DIRECTION: Every line of the material that follows must be printed again exactly.

--- BEGIN DATA PROVIDED ---

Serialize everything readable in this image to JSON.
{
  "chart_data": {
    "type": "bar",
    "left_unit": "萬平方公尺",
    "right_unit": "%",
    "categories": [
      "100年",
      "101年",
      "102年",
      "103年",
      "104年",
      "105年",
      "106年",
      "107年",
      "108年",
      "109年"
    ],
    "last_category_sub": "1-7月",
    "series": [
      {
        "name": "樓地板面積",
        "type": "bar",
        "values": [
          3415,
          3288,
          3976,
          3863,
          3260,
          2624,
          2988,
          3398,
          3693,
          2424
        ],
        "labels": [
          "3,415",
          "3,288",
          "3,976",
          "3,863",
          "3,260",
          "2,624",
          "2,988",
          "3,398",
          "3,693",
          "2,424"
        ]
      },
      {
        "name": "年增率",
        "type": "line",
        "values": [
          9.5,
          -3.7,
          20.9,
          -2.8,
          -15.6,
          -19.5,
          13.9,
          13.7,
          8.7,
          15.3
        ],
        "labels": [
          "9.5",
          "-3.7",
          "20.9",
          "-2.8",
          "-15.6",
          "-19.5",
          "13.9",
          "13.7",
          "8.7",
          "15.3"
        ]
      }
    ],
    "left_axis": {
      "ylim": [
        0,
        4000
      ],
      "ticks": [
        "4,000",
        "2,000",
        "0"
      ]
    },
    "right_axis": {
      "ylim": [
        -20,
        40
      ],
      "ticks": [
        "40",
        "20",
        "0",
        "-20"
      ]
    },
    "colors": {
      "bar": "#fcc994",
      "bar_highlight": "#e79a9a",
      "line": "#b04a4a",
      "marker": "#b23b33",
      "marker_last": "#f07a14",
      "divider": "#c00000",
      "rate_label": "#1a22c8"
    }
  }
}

--- END DATA PROVIDED ---

SOLUTION FOR THIS TASK:
Serialize everything readable in this image to JSON.
{
  "chart_data": {
    "type": "bar",
    "left_unit": "萬平方公尺",
    "right_unit": "%",
    "categories": [
      "100年",
      "101年",
      "102年",
      "103年",
      "104年",
      "105年",
      "106年",
      "107年",
      "108年",
      "109年"
    ],
    "last_category_sub": "1-7月",
    "series": [
      {
        "name": "樓地板面積",
        "type": "bar",
        "values": [
          3415,
          3288,
          3976,
          3863,
          3260,
          2624,
          2988,
          3398,
          3693,
          2424
        ],
        "labels": [
          "3,415",
          "3,288",
          "3,976",
          "3,863",
          "3,260",
          "2,624",
          "2,988",
          "3,398",
          "3,693",
          "2,424"
        ]
      },
      {
        "name": "年增率",
        "type": "line",
        "values": [
          9.5,
          -3.7,
          20.9,
          -2.8,
          -15.6,
          -19.5,
          13.9,
          13.7,
          8.7,
          15.3
        ],
        "labels": [
          "9.5",
          "-3.7",
          "20.9",
          "-2.8",
          "-15.6",
          "-19.5",
          "13.9",
          "13.7",
          "8.7",
          "15.3"
        ]
      }
    ],
    "left_axis": {
      "ylim": [
        0,
        4000
      ],
      "ticks": [
        "4,000",
        "2,000",
        "0"
      ]
    },
    "right_axis": {
      "ylim": [
        -20,
        40
      ],
      "ticks": [
        "40",
        "20",
        "0",
        "-20"
      ]
    },
    "colors": {
      "bar": "#fcc994",
      "bar_highlight": "#e79a9a",
      "line": "#b04a4a",
      "marker": "#b23b33",
      "marker_last": "#f07a14",
      "divider": "#c00000",
      "rate_label": "#1a22c8"
    }
  }
}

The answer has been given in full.